- Job: In the records below, find the line containing "Output a JSON". Output it and every line after it to the end, unchanged, with no pictures.

- Stored data:
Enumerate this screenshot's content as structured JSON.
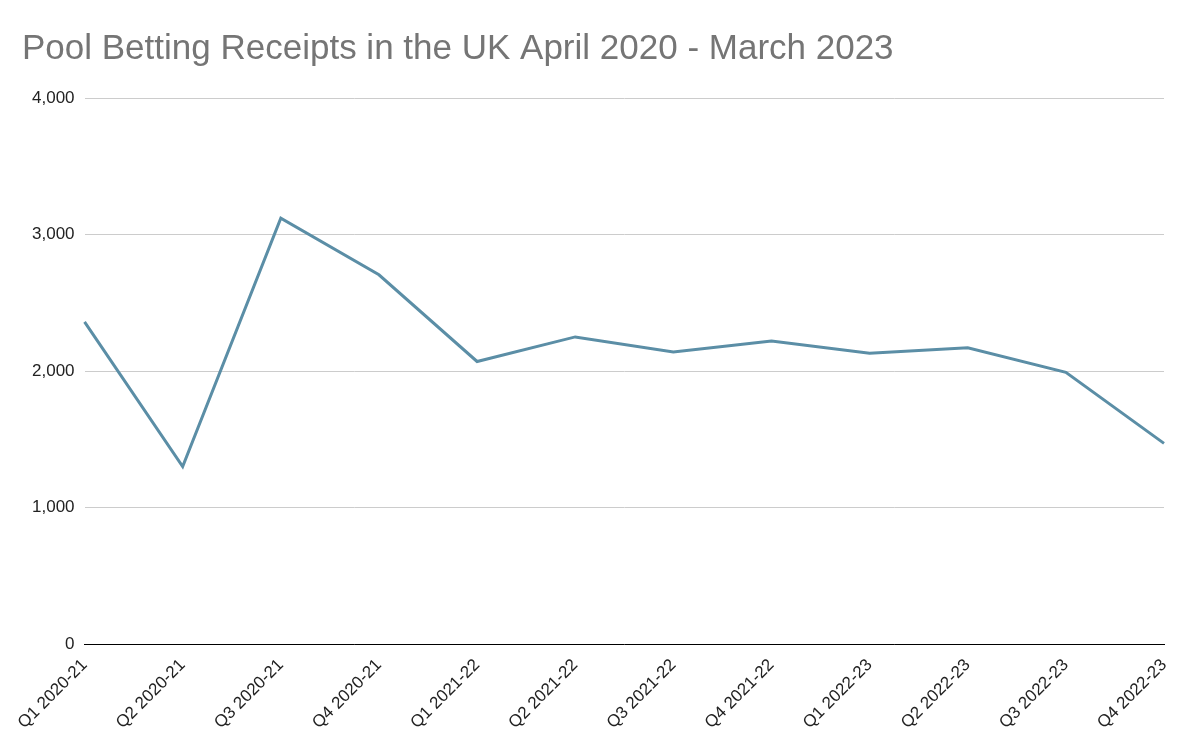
{
  "chart_data": {
    "type": "line",
    "title": "Pool Betting Receipts in the UK April 2020 - March 2023",
    "categories": [
      "Q1 2020-21",
      "Q2 2020-21",
      "Q3 2020-21",
      "Q4 2020-21",
      "Q1 2021-22",
      "Q2 2021-22",
      "Q3 2021-22",
      "Q4 2021-22",
      "Q1 2022-23",
      "Q2 2022-23",
      "Q3 2022-23",
      "Q4 2022-23"
    ],
    "values": [
      2360,
      1300,
      3120,
      2705,
      2070,
      2250,
      2140,
      2220,
      2130,
      2170,
      1990,
      1470
    ],
    "color": "#5b8ea6",
    "ylim": [
      0,
      4000
    ],
    "yticks": [
      0,
      {
        "value": 1000,
        "label": "1,000"
      },
      {
        "value": 2000,
        "label": "2,000"
      },
      {
        "value": 3000,
        "label": "3,000"
      },
      {
        "value": 4000,
        "label": "4,000"
      }
    ],
    "grid": true
  }
}
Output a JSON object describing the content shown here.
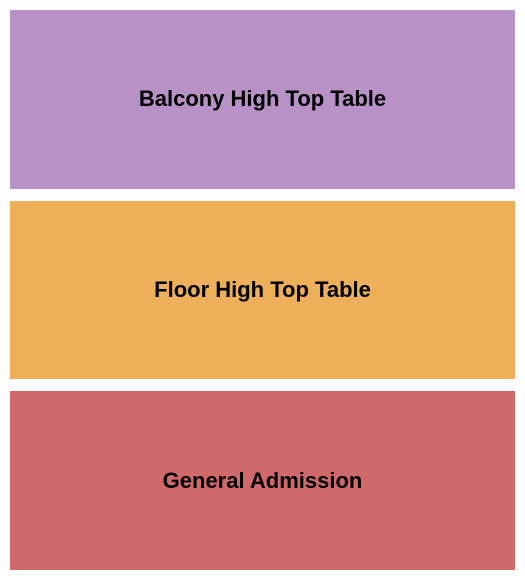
{
  "seating_chart": {
    "type": "infographic",
    "background_color": "#ffffff",
    "gap": 12,
    "padding": 10,
    "sections": [
      {
        "label": "Balcony High Top Table",
        "background_color": "#b891c7",
        "text_color": "#000000",
        "font_size": 22,
        "font_weight": "bold"
      },
      {
        "label": "Floor High Top Table",
        "background_color": "#eeaf5a",
        "text_color": "#000000",
        "font_size": 22,
        "font_weight": "bold"
      },
      {
        "label": "General Admission",
        "background_color": "#d06a6a",
        "text_color": "#000000",
        "font_size": 22,
        "font_weight": "bold"
      }
    ]
  }
}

- Reply to the task:
Output a JSON object describing the content shown here.
{
  "seating_chart": {
    "type": "infographic",
    "background_color": "#ffffff",
    "gap": 12,
    "padding": 10,
    "sections": [
      {
        "label": "Balcony High Top Table",
        "background_color": "#b891c7",
        "text_color": "#000000",
        "font_size": 22,
        "font_weight": "bold"
      },
      {
        "label": "Floor High Top Table",
        "background_color": "#eeaf5a",
        "text_color": "#000000",
        "font_size": 22,
        "font_weight": "bold"
      },
      {
        "label": "General Admission",
        "background_color": "#d06a6a",
        "text_color": "#000000",
        "font_size": 22,
        "font_weight": "bold"
      }
    ]
  }
}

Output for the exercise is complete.